====== SUPPLIED RECORDS

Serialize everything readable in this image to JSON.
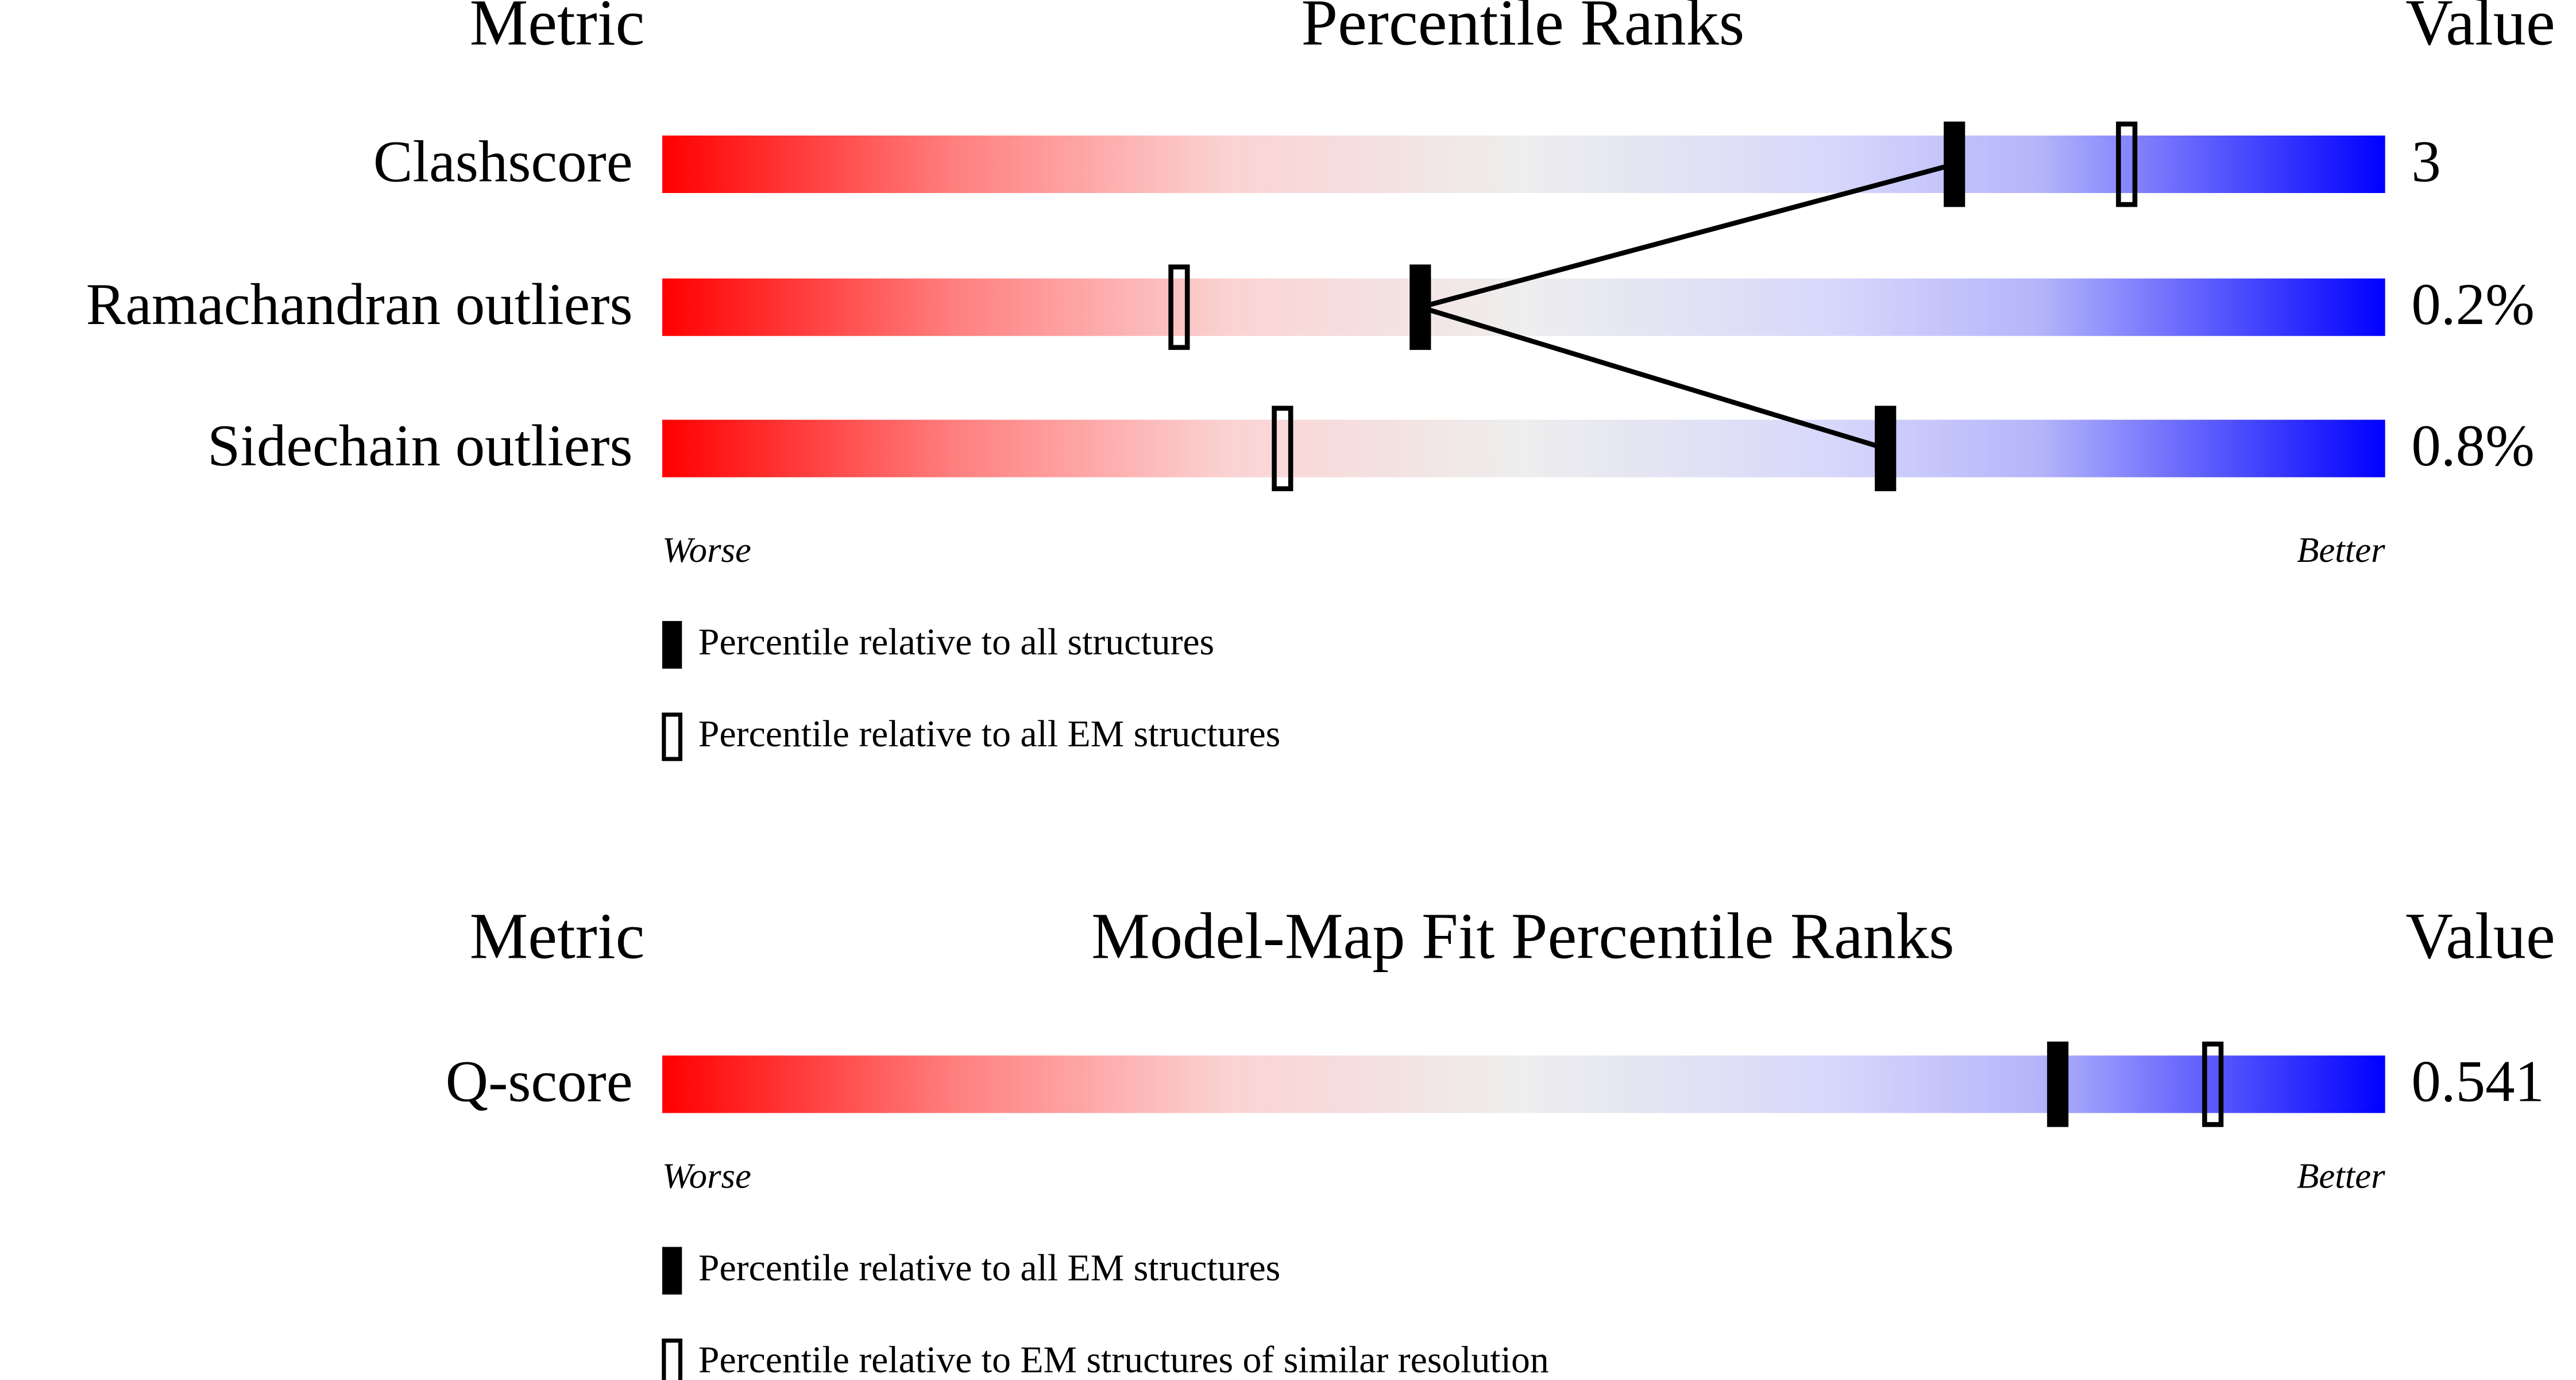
{
  "panels": [
    {
      "header": {
        "metric": "Metric",
        "title": "Percentile Ranks",
        "value": "Value"
      },
      "rows": [
        {
          "metric": "Clashscore",
          "value": "3",
          "percentiles": [
            75,
            85
          ]
        },
        {
          "metric": "Ramachandran outliers",
          "value": "0.2%",
          "percentiles": [
            44,
            30
          ]
        },
        {
          "metric": "Sidechain outliers",
          "value": "0.8%",
          "percentiles": [
            71,
            36
          ]
        }
      ],
      "worse": "Worse",
      "better": "Better",
      "legend": [
        "Percentile relative to all structures",
        "Percentile relative to all EM structures"
      ]
    },
    {
      "header": {
        "metric": "Metric",
        "title": "Model-Map Fit Percentile Ranks",
        "value": "Value"
      },
      "rows": [
        {
          "metric": "Q-score",
          "value": "0.541",
          "percentiles": [
            81,
            90
          ]
        }
      ],
      "worse": "Worse",
      "better": "Better",
      "legend": [
        "Percentile relative to all EM structures",
        "Percentile relative to EM structures of similar resolution"
      ]
    }
  ]
}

============

→ **YOUR TASK**
Using the records above, find and show each line with the string "metric".

→ **RESPONSE**
        "metric": "Metric",
          "metric": "Clashscore",
          "metric": "Ramachandran outliers",
          "metric": "Sidechain outliers",
        "metric": "Metric",
          "metric": "Q-score",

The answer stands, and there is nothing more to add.